■ The task
For each line that holds "text", copy the line out.

Begin Exercise input

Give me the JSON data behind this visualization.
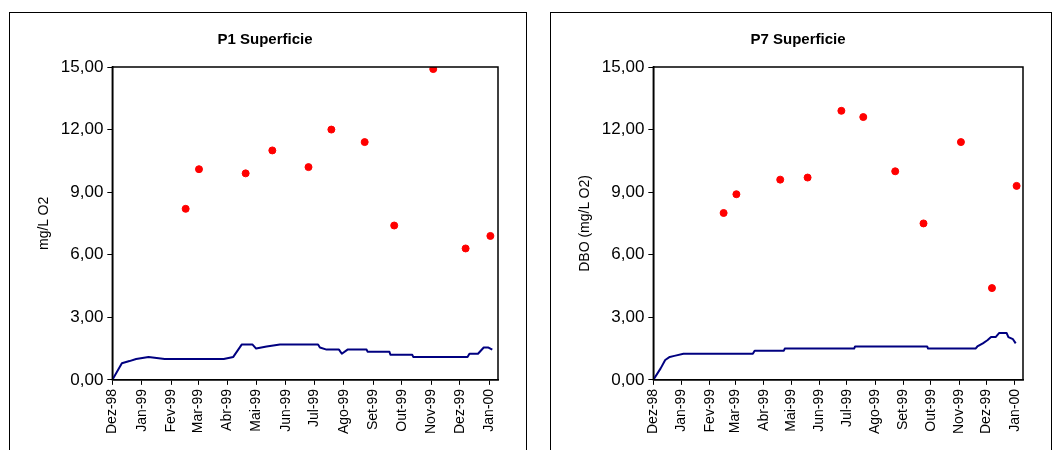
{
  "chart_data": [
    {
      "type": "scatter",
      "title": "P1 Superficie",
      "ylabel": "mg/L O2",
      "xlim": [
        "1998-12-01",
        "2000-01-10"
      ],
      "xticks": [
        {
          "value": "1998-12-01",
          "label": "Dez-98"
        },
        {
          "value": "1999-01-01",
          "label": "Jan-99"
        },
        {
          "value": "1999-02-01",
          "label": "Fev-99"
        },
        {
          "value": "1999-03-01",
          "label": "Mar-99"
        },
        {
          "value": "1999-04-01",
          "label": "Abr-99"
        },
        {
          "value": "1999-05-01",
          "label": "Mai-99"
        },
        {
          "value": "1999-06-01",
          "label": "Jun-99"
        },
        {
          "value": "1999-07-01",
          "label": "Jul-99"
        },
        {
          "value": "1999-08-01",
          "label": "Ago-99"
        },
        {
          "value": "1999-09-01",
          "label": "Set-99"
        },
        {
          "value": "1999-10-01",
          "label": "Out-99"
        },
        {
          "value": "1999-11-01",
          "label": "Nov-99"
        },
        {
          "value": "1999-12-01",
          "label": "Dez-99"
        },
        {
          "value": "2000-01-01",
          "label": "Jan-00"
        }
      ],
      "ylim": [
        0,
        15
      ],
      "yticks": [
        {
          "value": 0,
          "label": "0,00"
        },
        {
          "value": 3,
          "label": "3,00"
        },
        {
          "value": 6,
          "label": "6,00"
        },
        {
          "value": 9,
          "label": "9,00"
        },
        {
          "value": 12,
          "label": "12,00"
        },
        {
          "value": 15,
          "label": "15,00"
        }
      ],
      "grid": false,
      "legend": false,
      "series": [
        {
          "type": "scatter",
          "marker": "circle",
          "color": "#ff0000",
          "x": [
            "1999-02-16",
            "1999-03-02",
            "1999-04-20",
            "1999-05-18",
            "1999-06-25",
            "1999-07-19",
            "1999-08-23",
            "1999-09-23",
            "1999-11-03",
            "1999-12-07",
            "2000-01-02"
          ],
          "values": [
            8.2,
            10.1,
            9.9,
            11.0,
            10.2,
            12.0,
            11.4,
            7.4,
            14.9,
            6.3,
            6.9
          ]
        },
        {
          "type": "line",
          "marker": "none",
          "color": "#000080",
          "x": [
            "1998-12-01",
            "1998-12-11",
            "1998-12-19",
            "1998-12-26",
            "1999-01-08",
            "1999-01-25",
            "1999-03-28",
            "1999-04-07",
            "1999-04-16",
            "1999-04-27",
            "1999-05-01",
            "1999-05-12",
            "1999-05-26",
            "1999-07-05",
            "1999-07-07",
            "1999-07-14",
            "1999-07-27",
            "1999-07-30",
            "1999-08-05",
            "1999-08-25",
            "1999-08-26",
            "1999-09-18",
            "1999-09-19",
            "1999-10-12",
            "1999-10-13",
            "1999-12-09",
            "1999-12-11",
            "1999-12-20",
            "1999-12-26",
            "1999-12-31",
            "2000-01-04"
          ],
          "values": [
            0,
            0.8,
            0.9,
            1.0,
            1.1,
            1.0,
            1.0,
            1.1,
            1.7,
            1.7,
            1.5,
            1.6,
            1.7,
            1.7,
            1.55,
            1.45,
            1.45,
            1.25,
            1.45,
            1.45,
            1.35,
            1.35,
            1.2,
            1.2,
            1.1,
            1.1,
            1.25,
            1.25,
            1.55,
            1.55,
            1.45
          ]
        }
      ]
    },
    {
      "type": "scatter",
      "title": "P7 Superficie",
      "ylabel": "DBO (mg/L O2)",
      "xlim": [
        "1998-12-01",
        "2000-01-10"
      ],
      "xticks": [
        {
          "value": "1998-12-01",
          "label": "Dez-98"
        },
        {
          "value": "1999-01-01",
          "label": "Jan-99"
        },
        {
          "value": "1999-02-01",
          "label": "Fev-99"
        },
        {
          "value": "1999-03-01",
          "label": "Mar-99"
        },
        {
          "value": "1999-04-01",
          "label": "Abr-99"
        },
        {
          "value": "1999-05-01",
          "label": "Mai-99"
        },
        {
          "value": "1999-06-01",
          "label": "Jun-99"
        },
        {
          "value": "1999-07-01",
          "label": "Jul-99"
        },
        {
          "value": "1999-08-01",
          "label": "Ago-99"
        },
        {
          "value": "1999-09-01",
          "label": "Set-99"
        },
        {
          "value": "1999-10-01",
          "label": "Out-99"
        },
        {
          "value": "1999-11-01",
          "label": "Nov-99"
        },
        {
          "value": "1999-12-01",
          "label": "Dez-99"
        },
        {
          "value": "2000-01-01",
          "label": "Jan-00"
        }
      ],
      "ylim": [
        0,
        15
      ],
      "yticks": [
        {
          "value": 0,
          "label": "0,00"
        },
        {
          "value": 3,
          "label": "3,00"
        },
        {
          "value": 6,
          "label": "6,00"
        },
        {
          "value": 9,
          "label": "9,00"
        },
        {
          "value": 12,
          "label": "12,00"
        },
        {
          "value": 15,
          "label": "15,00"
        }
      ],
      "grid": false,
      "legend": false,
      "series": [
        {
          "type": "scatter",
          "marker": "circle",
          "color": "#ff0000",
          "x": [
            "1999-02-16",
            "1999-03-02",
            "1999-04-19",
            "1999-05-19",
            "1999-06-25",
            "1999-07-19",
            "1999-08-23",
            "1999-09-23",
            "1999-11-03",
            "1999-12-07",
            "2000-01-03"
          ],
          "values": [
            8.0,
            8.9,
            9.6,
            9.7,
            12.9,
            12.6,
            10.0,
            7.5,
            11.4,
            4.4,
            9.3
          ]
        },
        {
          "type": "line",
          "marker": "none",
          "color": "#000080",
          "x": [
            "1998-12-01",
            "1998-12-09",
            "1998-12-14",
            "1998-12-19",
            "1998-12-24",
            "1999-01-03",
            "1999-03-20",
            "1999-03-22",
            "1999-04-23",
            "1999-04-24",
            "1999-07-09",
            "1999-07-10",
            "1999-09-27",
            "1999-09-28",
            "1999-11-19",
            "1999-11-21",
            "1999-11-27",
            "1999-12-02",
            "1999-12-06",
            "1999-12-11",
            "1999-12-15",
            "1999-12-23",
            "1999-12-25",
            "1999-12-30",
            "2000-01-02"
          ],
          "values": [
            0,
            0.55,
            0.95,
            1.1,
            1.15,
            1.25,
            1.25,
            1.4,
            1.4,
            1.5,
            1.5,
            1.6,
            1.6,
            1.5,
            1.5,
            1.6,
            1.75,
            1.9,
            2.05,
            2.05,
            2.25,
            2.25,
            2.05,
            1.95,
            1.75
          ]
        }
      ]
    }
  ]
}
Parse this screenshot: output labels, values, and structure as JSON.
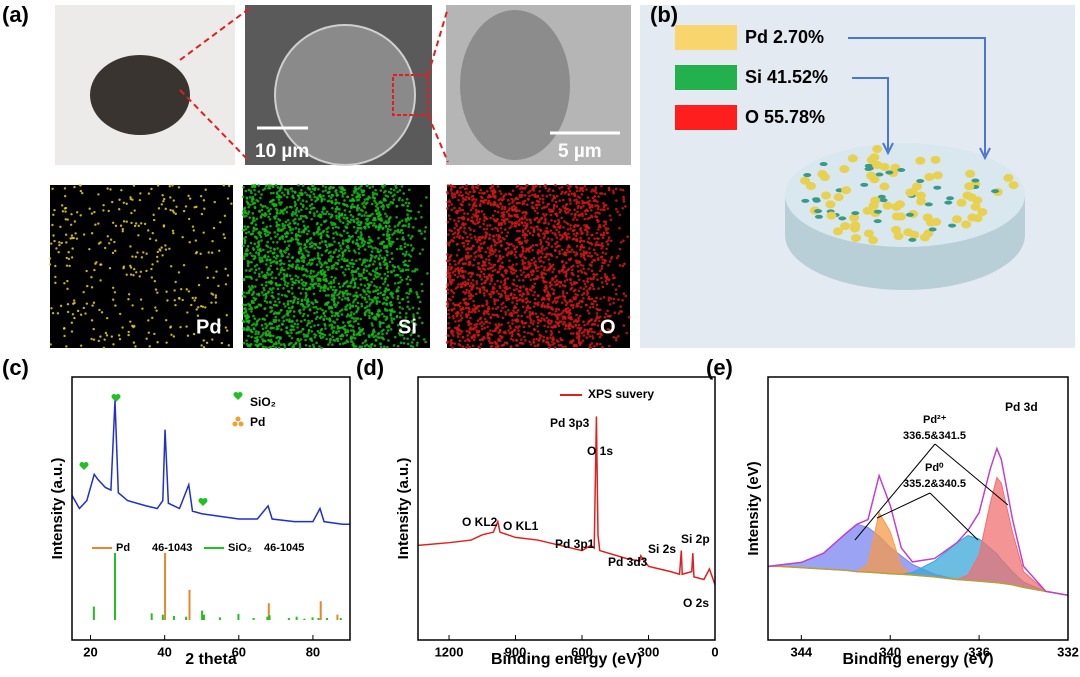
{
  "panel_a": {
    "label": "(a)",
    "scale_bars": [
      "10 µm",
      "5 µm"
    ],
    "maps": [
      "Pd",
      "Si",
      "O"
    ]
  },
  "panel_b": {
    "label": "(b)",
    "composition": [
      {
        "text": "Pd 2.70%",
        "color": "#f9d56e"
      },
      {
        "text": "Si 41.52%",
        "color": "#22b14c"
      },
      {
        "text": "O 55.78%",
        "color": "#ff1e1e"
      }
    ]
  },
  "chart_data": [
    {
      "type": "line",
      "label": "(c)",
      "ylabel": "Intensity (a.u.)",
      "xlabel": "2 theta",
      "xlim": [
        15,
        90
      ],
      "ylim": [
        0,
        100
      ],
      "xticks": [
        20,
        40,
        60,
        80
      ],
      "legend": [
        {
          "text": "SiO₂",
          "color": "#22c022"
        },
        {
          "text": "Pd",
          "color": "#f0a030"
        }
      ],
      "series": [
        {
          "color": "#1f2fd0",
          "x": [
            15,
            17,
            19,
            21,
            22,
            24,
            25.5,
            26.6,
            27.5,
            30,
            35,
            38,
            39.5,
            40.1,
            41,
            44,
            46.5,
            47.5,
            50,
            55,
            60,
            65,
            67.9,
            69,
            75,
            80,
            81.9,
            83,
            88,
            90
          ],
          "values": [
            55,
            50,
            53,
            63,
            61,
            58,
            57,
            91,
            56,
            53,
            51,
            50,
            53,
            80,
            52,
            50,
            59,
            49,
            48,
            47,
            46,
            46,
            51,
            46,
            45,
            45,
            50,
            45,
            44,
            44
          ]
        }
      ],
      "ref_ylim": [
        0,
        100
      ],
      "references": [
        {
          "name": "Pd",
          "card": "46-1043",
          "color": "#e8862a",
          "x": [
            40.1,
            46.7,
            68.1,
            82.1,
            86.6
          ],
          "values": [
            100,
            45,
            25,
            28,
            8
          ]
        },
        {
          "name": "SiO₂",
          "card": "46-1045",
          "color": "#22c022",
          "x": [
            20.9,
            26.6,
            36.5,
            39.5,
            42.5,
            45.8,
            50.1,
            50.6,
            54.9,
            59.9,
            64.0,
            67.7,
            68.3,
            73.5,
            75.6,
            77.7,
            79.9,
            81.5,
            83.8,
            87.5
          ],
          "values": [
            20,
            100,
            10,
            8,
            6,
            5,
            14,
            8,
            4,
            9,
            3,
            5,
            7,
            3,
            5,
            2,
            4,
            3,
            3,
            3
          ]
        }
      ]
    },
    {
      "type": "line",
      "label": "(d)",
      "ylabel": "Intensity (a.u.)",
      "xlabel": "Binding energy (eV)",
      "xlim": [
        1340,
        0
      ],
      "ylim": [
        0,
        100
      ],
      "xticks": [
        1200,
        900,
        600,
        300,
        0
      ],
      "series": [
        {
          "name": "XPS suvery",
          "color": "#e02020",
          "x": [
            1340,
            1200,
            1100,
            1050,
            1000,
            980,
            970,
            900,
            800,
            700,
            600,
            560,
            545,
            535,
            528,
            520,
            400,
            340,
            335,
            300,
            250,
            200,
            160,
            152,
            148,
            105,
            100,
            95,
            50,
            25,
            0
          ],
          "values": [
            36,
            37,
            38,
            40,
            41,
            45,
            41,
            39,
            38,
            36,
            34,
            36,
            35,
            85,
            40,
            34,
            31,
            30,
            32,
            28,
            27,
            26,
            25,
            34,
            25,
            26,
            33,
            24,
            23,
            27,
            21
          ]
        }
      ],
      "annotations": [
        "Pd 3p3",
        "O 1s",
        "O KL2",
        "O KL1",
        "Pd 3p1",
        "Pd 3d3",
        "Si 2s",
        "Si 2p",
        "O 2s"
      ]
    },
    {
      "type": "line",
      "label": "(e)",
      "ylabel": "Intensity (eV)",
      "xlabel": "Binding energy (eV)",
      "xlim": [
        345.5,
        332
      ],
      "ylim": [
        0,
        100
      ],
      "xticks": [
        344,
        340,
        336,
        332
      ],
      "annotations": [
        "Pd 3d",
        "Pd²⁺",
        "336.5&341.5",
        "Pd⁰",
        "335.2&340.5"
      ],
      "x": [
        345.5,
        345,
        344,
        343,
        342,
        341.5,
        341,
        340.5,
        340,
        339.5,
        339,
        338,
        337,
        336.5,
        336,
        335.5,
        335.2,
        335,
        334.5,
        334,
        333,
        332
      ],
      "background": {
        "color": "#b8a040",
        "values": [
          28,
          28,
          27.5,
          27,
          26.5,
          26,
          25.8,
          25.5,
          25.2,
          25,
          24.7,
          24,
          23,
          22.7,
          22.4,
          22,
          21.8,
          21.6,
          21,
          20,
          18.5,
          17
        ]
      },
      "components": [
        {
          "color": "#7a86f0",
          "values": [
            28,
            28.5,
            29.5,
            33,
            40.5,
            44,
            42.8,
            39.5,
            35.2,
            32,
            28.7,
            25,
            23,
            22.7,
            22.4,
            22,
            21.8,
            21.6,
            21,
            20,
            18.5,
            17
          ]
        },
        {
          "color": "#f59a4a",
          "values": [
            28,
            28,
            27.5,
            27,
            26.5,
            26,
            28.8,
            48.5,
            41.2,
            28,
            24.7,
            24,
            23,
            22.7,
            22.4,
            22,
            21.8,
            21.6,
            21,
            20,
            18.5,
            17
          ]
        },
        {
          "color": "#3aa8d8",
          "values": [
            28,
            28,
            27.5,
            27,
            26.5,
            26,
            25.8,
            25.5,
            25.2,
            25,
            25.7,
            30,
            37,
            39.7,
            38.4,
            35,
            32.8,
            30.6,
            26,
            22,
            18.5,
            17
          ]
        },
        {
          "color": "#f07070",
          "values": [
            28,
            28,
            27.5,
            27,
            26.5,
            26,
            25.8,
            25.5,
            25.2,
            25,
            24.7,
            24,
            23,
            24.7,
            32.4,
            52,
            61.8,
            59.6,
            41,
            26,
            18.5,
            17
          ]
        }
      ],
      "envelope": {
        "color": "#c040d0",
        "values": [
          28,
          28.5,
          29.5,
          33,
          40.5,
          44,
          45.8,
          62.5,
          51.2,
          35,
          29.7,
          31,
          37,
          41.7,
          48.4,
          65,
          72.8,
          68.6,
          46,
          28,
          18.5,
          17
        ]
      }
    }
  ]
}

End Exercise input

■ Exercise answer
        "text": "Pd 2.70%",
        "text": "Si 41.52%",
        "text": "O 55.78%",
          "text": "SiO₂",
          "text": "Pd",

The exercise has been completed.